# Objective
Read the listing and extract each line that includes the word "rank".
— START OF Material for this exercise —
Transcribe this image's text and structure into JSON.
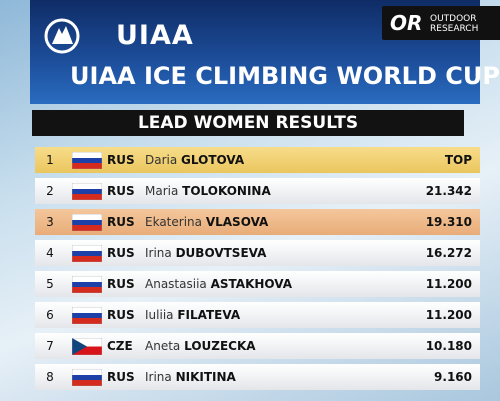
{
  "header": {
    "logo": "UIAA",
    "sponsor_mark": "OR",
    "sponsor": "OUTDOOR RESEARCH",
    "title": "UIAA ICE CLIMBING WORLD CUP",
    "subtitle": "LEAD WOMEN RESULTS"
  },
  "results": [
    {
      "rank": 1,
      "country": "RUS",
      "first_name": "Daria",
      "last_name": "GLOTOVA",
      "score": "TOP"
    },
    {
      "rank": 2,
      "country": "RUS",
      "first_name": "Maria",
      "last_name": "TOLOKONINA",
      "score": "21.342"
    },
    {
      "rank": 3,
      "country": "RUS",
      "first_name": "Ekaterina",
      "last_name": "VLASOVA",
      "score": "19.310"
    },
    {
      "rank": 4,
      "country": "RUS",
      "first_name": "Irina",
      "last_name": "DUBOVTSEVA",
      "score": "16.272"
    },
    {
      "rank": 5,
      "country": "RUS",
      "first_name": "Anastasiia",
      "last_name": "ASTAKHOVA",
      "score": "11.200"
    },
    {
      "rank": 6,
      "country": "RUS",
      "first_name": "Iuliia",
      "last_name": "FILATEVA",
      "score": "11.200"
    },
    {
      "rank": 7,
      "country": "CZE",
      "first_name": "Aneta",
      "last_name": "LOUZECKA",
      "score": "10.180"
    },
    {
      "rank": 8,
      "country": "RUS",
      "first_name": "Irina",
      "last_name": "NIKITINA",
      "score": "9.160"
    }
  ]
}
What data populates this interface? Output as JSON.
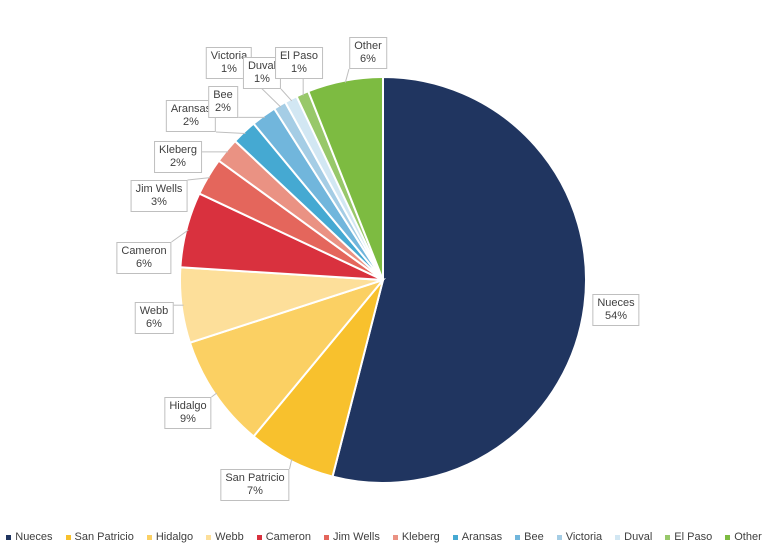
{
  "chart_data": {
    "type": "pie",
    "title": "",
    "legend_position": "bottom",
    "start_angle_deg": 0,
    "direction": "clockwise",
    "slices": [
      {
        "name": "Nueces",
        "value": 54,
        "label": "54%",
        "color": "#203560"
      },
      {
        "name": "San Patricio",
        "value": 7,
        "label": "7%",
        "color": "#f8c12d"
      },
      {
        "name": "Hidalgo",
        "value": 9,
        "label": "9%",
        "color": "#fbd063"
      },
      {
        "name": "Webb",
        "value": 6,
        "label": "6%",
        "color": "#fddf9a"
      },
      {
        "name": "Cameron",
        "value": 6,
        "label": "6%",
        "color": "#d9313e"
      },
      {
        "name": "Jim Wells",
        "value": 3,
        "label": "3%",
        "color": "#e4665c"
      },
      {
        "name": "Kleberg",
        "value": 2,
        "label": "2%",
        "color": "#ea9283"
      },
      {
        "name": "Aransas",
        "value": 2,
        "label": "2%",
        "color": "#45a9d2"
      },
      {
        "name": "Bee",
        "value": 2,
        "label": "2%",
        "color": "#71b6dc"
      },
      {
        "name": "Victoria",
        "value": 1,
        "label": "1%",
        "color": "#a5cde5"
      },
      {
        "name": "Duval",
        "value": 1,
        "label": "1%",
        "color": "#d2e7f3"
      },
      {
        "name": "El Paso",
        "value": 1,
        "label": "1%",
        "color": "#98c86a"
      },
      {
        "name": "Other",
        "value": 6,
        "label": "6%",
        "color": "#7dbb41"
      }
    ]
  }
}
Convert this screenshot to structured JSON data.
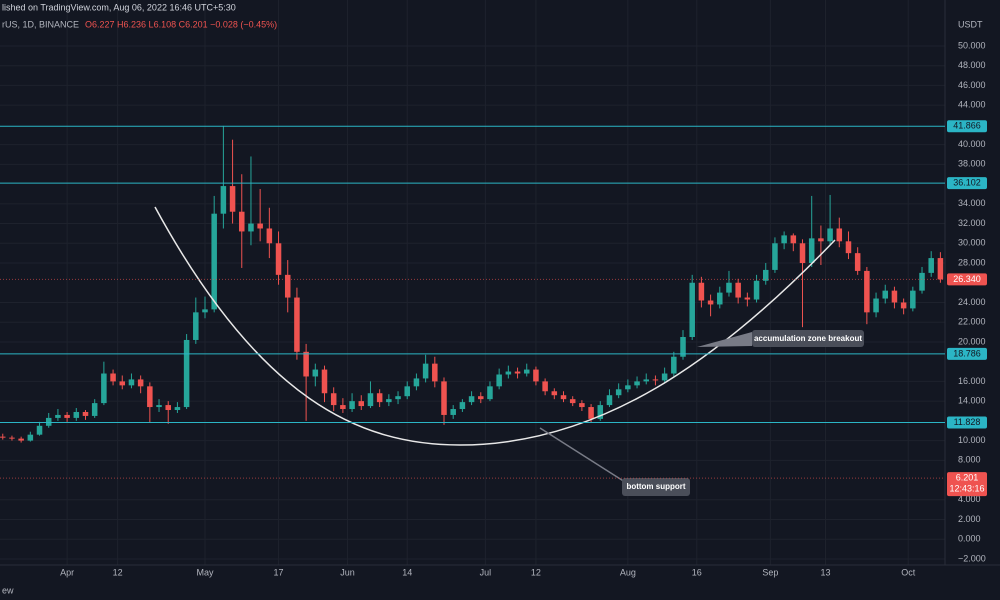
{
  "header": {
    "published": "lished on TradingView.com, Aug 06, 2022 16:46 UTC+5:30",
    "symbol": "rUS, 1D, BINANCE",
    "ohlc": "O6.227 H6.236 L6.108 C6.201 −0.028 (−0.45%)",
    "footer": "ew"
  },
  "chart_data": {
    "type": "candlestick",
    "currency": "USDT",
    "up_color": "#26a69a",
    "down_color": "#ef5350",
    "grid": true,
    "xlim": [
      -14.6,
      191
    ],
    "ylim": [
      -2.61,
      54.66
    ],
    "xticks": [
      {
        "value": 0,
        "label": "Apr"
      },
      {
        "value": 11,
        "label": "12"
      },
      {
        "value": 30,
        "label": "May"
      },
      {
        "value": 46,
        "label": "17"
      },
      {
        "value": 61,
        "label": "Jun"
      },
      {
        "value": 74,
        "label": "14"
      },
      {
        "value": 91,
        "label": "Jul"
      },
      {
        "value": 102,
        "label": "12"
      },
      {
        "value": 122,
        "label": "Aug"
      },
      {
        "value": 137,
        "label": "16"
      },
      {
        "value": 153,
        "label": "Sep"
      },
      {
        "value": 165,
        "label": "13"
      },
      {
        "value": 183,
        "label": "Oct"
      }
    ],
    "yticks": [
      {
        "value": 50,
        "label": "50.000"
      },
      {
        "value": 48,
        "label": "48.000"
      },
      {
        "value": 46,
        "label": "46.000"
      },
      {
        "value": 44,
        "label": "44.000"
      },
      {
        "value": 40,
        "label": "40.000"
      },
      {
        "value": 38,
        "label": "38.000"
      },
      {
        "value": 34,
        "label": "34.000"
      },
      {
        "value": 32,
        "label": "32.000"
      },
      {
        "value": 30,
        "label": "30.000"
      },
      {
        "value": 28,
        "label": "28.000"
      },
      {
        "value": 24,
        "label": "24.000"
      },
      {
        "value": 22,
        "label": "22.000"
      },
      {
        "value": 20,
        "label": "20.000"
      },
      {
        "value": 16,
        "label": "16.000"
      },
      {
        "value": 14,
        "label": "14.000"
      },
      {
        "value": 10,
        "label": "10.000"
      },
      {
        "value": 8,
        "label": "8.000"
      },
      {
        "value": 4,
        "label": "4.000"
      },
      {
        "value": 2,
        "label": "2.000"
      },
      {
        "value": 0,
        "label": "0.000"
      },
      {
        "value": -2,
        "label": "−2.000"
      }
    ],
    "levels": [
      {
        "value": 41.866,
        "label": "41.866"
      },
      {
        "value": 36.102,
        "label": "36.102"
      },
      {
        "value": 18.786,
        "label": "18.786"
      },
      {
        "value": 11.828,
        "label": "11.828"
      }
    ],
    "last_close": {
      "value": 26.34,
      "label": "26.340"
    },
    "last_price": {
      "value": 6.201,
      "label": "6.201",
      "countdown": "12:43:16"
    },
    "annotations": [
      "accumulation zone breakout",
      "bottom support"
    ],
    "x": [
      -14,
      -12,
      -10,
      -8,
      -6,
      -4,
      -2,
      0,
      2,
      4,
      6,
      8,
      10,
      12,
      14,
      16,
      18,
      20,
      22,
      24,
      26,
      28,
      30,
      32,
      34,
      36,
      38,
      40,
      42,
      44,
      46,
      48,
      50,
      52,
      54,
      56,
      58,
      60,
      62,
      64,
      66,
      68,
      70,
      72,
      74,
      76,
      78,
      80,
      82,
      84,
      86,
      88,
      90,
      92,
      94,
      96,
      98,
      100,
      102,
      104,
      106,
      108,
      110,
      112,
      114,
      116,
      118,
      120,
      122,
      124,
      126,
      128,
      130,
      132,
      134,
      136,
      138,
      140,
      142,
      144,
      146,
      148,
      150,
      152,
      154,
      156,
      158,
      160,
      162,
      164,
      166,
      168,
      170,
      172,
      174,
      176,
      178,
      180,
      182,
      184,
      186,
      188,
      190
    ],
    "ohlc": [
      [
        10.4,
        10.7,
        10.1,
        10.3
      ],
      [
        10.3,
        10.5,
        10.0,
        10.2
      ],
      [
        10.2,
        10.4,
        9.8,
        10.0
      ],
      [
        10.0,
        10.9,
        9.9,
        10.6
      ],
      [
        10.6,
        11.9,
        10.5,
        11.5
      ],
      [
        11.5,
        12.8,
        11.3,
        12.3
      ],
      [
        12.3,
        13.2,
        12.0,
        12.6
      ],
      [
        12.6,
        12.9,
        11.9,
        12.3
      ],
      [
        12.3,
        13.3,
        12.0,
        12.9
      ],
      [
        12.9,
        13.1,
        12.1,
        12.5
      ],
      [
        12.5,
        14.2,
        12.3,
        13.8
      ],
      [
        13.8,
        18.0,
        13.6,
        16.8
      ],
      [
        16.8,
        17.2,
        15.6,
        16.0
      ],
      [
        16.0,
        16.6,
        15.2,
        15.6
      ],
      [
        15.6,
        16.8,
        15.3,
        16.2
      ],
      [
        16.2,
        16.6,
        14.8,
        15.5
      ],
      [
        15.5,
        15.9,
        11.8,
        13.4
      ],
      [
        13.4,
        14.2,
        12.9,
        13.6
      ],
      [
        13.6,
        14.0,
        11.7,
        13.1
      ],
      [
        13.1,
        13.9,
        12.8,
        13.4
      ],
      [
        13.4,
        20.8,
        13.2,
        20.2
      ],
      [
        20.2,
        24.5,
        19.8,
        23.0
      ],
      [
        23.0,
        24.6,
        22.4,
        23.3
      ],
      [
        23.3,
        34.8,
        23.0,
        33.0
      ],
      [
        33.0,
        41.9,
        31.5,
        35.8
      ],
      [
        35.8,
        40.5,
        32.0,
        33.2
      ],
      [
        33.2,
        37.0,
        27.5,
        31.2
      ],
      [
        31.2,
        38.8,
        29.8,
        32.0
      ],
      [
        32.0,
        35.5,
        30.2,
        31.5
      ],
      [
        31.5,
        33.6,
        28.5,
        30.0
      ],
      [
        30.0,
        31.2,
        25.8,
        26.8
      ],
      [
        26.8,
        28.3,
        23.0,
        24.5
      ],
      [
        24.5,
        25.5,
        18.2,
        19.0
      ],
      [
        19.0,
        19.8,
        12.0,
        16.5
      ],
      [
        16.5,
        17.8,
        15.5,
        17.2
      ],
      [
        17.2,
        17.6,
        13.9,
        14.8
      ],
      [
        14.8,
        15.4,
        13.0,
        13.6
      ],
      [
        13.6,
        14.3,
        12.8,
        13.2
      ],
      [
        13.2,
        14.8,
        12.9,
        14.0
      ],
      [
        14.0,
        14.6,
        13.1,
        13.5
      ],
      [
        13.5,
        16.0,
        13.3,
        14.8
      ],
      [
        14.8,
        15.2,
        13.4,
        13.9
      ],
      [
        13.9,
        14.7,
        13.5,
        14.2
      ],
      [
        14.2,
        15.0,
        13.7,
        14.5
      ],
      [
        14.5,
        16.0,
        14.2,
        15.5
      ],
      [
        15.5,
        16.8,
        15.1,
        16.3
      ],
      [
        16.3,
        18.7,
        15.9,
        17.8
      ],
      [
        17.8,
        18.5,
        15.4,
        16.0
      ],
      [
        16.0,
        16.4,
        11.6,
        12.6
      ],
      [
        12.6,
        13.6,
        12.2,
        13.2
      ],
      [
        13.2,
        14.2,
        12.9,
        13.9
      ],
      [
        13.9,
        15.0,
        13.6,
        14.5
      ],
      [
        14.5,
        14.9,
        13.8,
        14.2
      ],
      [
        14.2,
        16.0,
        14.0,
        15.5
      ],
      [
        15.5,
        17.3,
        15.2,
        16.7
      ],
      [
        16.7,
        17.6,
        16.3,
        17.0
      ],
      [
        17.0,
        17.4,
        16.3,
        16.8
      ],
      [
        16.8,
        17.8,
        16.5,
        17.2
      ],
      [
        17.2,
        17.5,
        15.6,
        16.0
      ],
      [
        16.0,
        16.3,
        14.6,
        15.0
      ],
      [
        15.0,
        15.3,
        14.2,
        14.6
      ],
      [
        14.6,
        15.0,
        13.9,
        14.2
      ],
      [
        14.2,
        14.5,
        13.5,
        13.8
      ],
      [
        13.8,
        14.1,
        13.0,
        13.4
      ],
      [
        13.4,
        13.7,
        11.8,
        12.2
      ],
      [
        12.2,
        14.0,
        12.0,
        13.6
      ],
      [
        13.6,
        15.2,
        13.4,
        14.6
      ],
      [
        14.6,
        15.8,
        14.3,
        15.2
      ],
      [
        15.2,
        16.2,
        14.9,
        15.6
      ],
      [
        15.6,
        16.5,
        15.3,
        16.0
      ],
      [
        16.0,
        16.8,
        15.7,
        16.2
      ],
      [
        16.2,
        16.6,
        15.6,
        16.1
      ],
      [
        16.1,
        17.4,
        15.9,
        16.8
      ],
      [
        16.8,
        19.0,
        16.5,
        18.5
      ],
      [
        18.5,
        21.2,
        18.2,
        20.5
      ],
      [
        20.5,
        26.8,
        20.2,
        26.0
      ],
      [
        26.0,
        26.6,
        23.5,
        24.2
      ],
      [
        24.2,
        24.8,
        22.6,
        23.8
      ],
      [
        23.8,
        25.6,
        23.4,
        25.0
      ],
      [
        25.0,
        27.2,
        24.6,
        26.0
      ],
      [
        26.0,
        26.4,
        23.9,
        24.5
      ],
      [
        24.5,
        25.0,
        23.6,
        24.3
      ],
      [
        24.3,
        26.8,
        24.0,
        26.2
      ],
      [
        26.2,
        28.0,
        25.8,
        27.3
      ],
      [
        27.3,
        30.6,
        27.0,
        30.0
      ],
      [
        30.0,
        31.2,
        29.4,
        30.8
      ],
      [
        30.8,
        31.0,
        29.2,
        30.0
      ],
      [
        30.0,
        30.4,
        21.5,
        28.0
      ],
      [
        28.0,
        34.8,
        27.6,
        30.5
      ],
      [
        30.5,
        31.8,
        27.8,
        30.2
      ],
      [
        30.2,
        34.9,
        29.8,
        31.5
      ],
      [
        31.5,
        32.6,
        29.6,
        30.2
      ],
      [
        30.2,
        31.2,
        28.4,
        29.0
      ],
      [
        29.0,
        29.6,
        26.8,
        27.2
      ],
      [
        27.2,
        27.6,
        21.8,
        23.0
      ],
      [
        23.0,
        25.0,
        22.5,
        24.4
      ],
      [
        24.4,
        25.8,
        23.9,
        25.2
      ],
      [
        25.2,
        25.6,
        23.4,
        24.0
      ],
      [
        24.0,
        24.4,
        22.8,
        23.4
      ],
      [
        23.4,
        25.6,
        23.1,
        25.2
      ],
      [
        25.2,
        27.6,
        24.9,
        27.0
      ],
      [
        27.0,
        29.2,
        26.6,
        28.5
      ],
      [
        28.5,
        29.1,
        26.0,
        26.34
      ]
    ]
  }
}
— END OF Material for this exercise —
— START OF Material for this exercise —
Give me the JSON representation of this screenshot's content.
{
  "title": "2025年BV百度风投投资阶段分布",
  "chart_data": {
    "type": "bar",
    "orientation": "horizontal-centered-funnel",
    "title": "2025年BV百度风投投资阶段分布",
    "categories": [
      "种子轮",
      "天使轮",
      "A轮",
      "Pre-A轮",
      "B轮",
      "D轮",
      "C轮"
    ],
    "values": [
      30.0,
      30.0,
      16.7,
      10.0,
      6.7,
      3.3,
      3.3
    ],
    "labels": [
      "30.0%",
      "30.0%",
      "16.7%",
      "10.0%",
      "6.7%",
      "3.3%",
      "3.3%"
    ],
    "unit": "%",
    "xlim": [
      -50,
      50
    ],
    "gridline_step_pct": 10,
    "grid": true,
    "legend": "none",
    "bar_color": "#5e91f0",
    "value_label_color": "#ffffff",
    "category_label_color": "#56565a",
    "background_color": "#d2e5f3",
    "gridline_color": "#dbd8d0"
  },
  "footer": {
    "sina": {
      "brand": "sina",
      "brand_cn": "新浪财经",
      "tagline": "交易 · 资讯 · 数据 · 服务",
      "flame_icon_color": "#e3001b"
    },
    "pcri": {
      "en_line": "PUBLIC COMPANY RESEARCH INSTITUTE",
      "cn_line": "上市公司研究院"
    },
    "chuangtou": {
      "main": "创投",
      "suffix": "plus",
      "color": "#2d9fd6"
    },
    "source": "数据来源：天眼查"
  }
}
— END OF Material for this exercise —
# Result
      "rank": 1,
      "rank": 2,
      "rank": 3,
      "rank": 4,
      "rank": 5,
      "rank": 6,
      "rank": 7,
      "rank": 8,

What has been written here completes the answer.